## Exercise
Below are entries to be transcribed exactly; exclude the pictures from the copy.

=====

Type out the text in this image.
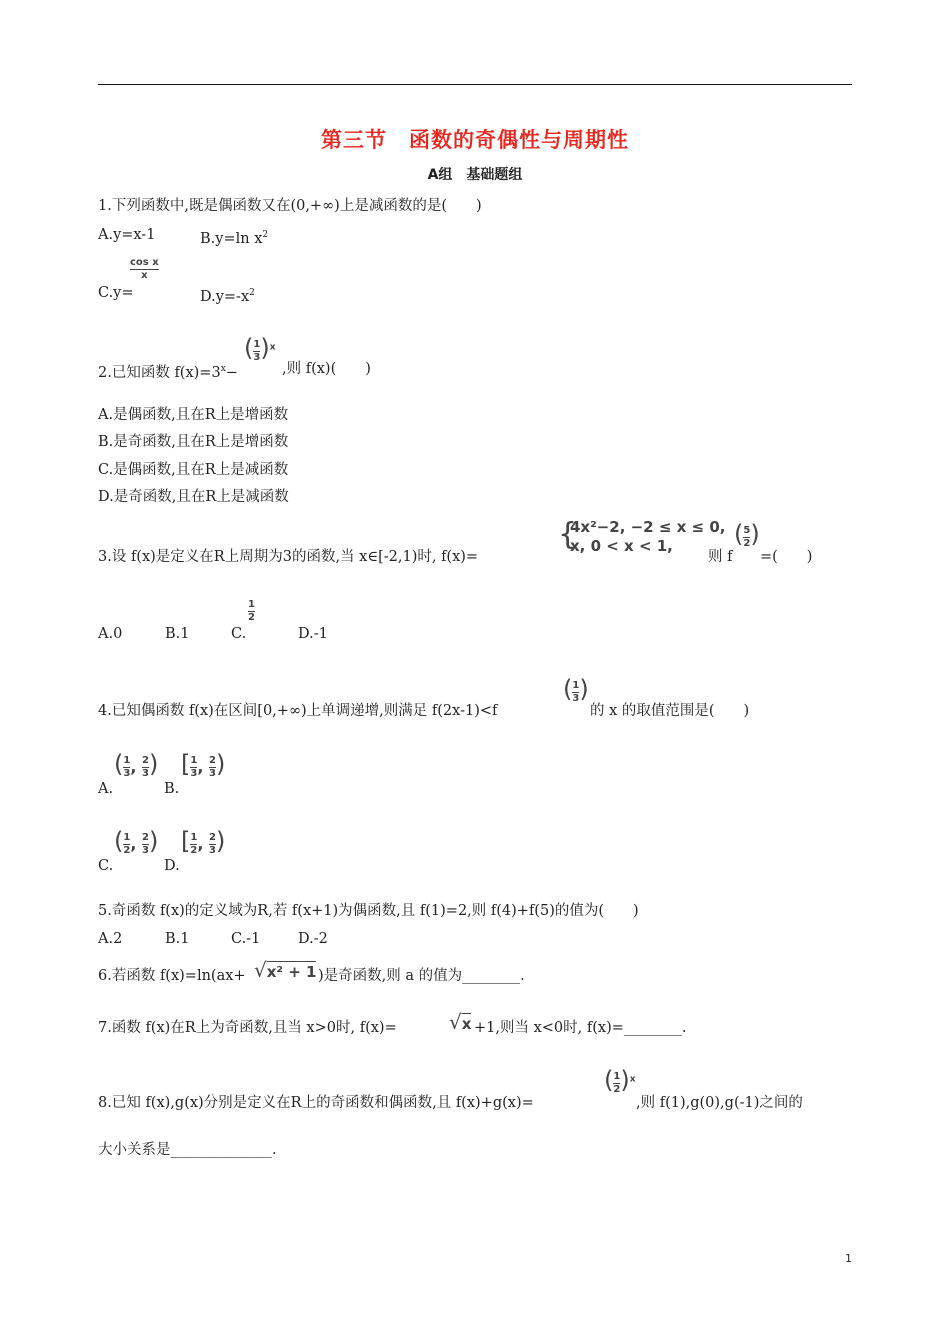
第三节　函数的奇偶性与周期性
A组　基础题组
1.下列函数中,既是偶函数又在(0,+∞)上是减函数的是(　　)
A.y=x-1	B.y=ln $x^2$
C.y=
$\frac{\text{cos x}}{x}$
$D.y=-x^2$
2.已知函数 $f(x)=3^x-$
( $\frac{1}{3} )^x$
,则 f(x)(　　)
A.是偶函数,且在R上是增函数
B.是奇函数,且在R上是增函数
C.是偶函数,且在R上是减函数
D.是奇函数,且在R上是减函数
3.设 f(x)是定义在R上周期为3的函数,当 x∈[-2,1)时, f(x)=
{
4x²−2, −2 ≤ x ≤ 0,
x, 0 < x < 1,
则 f
( $\frac{5}{2}$ )
=(　　)
A.0	B.1	C.
$\frac{1}{2}$
D.-1
4.已知偶函数 f(x)在区间[0,+∞)上单调递增,则满足 f(2x-1)<f
( $\frac{1}{3}$ )
的 x 的取值范围是(　　)
A.
( $\frac{1}{3}$ , $\frac{2}{3}$ )
B.
[ $\frac{1}{3}$ , $\frac{2}{3}$ )
C.
( $\frac{1}{2}$ , $\frac{2}{3}$ )
D.
[ $\frac{1}{2}$ , $\frac{2}{3}$ )
5.奇函数 f(x)的定义域为R,若 f(x+1)为偶函数,且 f(1)=2,则 f(4)+f(5)的值为(　　)
A.2	B.1	C.-1	D.-2
6.若函数 f(x)=ln(ax+ √x² + 1 )是奇函数,则 a 的值为________.
7.函数 f(x)在R上为奇函数,且当 x>0时, f(x)=	√x +1,则当 x<0时, f(x)=________.
8.已知 f(x),g(x)分别是定义在R上的奇函数和偶函数,且 f(x)+g(x)=
( $\frac{1}{2} )^x$
,则 f(1),g(0),g(-1)之间的
大小关系是______________.
1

=====

## Task output
Type out the text in this image.
第三节　函数的奇偶性与周期性
A组　基础题组
1.下列函数中,既是偶函数又在(0,+∞)上是减函数的是(　　)
A.y=x-1	B.y=ln $x^2$
C.y=
$\frac{\text{cos x}}{x}$
$D.y=-x^2$
2.已知函数 $f(x)=3^x-$
( $\frac{1}{3} )^x$
,则 f(x)(　　)
A.是偶函数,且在R上是增函数
B.是奇函数,且在R上是增函数
C.是偶函数,且在R上是减函数
D.是奇函数,且在R上是减函数
3.设 f(x)是定义在R上周期为3的函数,当 x∈[-2,1)时, f(x)=
{
4x²−2, −2 ≤ x ≤ 0,
x, 0 < x < 1,
则 f
( $\frac{5}{2}$ )
=(　　)
A.0	B.1	C.
$\frac{1}{2}$
D.-1
4.已知偶函数 f(x)在区间[0,+∞)上单调递增,则满足 f(2x-1)<f
( $\frac{1}{3}$ )
的 x 的取值范围是(　　)
A.
( $\frac{1}{3}$ , $\frac{2}{3}$ )
B.
[ $\frac{1}{3}$ , $\frac{2}{3}$ )
C.
( $\frac{1}{2}$ , $\frac{2}{3}$ )
D.
[ $\frac{1}{2}$ , $\frac{2}{3}$ )
5.奇函数 f(x)的定义域为R,若 f(x+1)为偶函数,且 f(1)=2,则 f(4)+f(5)的值为(　　)
A.2	B.1	C.-1	D.-2
6.若函数 f(x)=ln(ax+ √x² + 1 )是奇函数,则 a 的值为________.
7.函数 f(x)在R上为奇函数,且当 x>0时, f(x)=	√x +1,则当 x<0时, f(x)=________.
8.已知 f(x),g(x)分别是定义在R上的奇函数和偶函数,且 f(x)+g(x)=
( $\frac{1}{2} )^x$
,则 f(1),g(0),g(-1)之间的
大小关系是______________.
1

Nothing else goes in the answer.